Output the material below as a JSON list of strings, one string per line, with blank lines and the pictures left out.

--- begin THE RECORDS ---

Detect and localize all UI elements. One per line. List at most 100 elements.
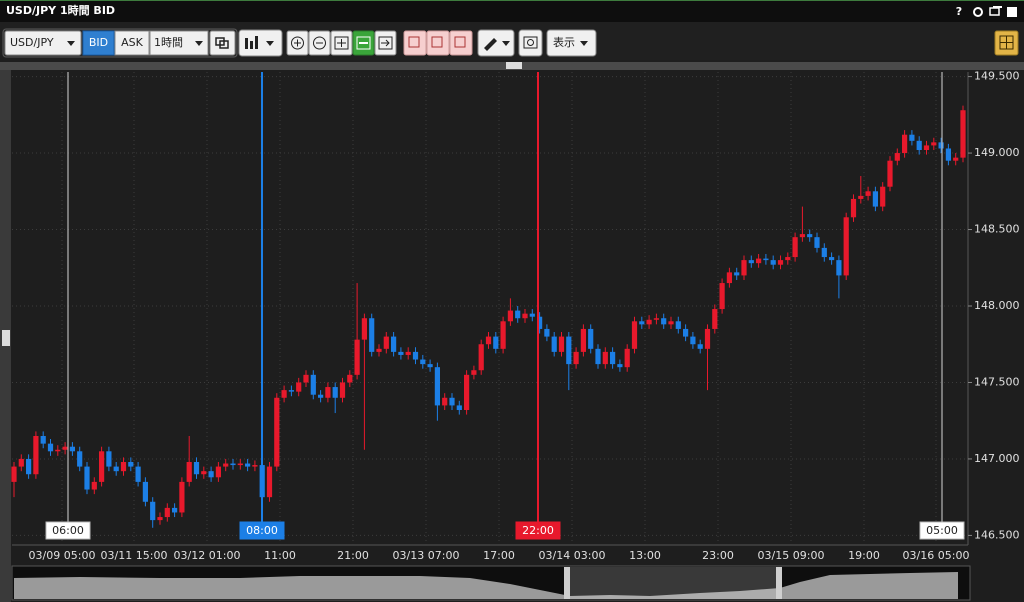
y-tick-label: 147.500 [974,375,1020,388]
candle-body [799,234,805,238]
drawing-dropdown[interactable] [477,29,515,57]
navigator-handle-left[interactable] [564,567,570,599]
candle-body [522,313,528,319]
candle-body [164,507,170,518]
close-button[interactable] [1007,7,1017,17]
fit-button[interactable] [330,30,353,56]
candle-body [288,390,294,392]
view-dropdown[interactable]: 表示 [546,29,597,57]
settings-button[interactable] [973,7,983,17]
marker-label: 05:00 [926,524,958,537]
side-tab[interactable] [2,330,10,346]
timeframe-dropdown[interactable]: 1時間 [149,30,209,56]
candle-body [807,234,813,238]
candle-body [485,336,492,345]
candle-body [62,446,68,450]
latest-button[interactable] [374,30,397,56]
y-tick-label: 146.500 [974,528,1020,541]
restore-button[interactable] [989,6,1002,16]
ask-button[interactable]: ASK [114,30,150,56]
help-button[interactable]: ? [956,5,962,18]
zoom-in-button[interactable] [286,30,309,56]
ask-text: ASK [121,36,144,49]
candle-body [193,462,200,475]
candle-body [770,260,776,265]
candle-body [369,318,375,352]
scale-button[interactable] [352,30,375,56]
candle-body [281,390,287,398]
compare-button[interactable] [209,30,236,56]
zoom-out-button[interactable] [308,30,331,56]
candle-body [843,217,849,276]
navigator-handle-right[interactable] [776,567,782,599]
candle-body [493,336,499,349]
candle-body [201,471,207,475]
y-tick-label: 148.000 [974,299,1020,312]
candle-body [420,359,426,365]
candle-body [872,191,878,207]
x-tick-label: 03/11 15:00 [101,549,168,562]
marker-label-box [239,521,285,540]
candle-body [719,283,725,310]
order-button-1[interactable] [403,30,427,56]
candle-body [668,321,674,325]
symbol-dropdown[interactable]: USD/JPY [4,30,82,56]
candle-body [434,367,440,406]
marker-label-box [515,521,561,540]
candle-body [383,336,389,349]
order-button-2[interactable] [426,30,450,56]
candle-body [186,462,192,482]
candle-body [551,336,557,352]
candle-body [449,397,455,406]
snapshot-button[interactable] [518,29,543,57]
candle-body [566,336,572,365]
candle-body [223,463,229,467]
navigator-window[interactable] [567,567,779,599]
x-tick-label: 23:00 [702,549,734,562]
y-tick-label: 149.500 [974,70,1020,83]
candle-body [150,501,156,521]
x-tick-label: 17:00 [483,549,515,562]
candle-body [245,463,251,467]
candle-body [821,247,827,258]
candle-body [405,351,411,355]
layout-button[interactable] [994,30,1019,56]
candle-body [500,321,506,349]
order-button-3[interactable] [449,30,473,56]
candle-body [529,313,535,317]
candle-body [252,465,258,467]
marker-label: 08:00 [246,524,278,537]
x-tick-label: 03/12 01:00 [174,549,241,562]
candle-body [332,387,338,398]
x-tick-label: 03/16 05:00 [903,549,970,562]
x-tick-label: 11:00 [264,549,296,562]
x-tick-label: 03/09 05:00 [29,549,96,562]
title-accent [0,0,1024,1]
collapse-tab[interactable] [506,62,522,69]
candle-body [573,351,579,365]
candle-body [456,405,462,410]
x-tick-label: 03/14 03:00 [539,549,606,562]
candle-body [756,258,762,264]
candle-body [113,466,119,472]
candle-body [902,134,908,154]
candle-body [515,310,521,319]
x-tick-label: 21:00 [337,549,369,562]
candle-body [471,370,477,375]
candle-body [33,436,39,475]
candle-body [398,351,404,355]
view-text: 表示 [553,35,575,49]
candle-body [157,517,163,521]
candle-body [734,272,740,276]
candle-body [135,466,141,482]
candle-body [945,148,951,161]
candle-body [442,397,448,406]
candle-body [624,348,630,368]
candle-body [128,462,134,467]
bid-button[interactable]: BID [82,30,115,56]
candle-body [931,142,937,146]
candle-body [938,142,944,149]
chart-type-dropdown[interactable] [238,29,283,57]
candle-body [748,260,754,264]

--- end THE RECORDS ---

TASK OUTPUT
[
  "Detect and localize all UI elements. One per line. List at most 100 elements.",
  "y-tick-label: 147.500 [974,375,1020,388]",
  "candle-body [799,234,805,238]",
  "drawing-dropdown[interactable] [477,29,515,57]",
  "navigator-handle-left[interactable] [564,567,570,599]",
  "candle-body [522,313,528,319]",
  "candle-body [164,507,170,518]",
  "close-button[interactable] [1007,7,1017,17]",
  "fit-button[interactable] [330,30,353,56]",
  "candle-body [288,390,294,392]",
  "view-dropdown[interactable]: 表示 [546,29,597,57]",
  "settings-button[interactable] [973,7,983,17]",
  "marker-label: 05:00 [926,524,958,537]",
  "side-tab[interactable] [2,330,10,346]",
  "timeframe-dropdown[interactable]: 1時間 [149,30,209,56]",
  "candle-body [807,234,813,238]",
  "candle-body [485,336,492,345]",
  "candle-body [62,446,68,450]",
  "latest-button[interactable] [374,30,397,56]",
  "y-tick-label: 146.500 [974,528,1020,541]",
  "restore-button[interactable] [989,6,1002,16]",
  "ask-button[interactable]: ASK [114,30,150,56]",
  "help-button[interactable]: ? [956,5,962,18]",
  "zoom-in-button[interactable] [286,30,309,56]",
  "ask-text: ASK [121,36,144,49]",
  "candle-body [193,462,200,475]",
  "candle-body [770,260,776,265]",
  "candle-body [369,318,375,352]",
  "scale-button[interactable] [352,30,375,56]",
  "candle-body [281,390,287,398]",
  "compare-button[interactable] [209,30,236,56]",
  "zoom-out-button[interactable] [308,30,331,56]",
  "candle-body [843,217,849,276]",
  "navigator-handle-right[interactable] [776,567,782,599]",
  "candle-body [493,336,499,349]",
  "candle-body [201,471,207,475]",
  "y-tick-label: 148.000 [974,299,1020,312]",
  "candle-body [420,359,426,365]",
  "candle-body [872,191,878,207]",
  "x-tick-label: 03/11 15:00 [101,549,168,562]",
  "marker-label-box [239,521,285,540]",
  "candle-body [719,283,725,310]",
  "order-button-1[interactable] [403,30,427,56]",
  "candle-body [668,321,674,325]",
  "symbol-dropdown[interactable]: USD/JPY [4,30,82,56]",
  "candle-body [434,367,440,406]",
  "marker-label-box [515,521,561,540]",
  "candle-body [383,336,389,349]",
  "order-button-2[interactable] [426,30,450,56]",
  "candle-body [186,462,192,482]",
  "candle-body [551,336,557,352]",
  "candle-body [449,397,455,406]",
  "snapshot-button[interactable] [518,29,543,57]",
  "candle-body [566,336,572,365]",
  "candle-body [223,463,229,467]",
  "navigator-window[interactable] [567,567,779,599]",
  "x-tick-label: 23:00 [702,549,734,562]",
  "y-tick-label: 149.500 [974,70,1020,83]",
  "candle-body [150,501,156,521]",
  "x-tick-label: 17:00 [483,549,515,562]",
  "candle-body [245,463,251,467]",
  "candle-body [821,247,827,258]",
  "candle-body [405,351,411,355]",
  "layout-button[interactable] [994,30,1019,56]",
  "candle-body [500,321,506,349]",
  "order-button-3[interactable] [449,30,473,56]",
  "candle-body [529,313,535,317]",
  "candle-body [252,465,258,467]",
  "marker-label: 08:00 [246,524,278,537]",
  "x-tick-label: 03/12 01:00 [174,549,241,562]",
  "candle-body [332,387,338,398]",
  "x-tick-label: 03/16 05:00 [903,549,970,562]",
  "x-tick-label: 11:00 [264,549,296,562]",
  "x-tick-label: 03/09 05:00 [29,549,96,562]",
  "title-accent [0,0,1024,1]",
  "collapse-tab[interactable] [506,62,522,69]",
  "candle-body [573,351,579,365]",
  "candle-body [456,405,462,410]",
  "x-tick-label: 03/14 03:00 [539,549,606,562]",
  "candle-body [756,258,762,264]",
  "candle-body [113,466,119,472]",
  "candle-body [902,134,908,154]",
  "candle-body [515,310,521,319]",
  "x-tick-label: 21:00 [337,549,369,562]",
  "candle-body [471,370,477,375]",
  "candle-body [33,436,39,475]",
  "candle-body [398,351,404,355]",
  "view-text: 表示 [553,35,575,49]",
  "candle-body [157,517,163,521]",
  "candle-body [734,272,740,276]",
  "candle-body [135,466,141,482]",
  "candle-body [945,148,951,161]",
  "candle-body [442,397,448,406]",
  "candle-body [624,348,630,368]",
  "candle-body [128,462,134,467]",
  "bid-button[interactable]: BID [82,30,115,56]",
  "candle-body [931,142,937,146]",
  "candle-body [938,142,944,149]",
  "chart-type-dropdown[interactable] [238,29,283,57]",
  "candle-body [748,260,754,264]"
]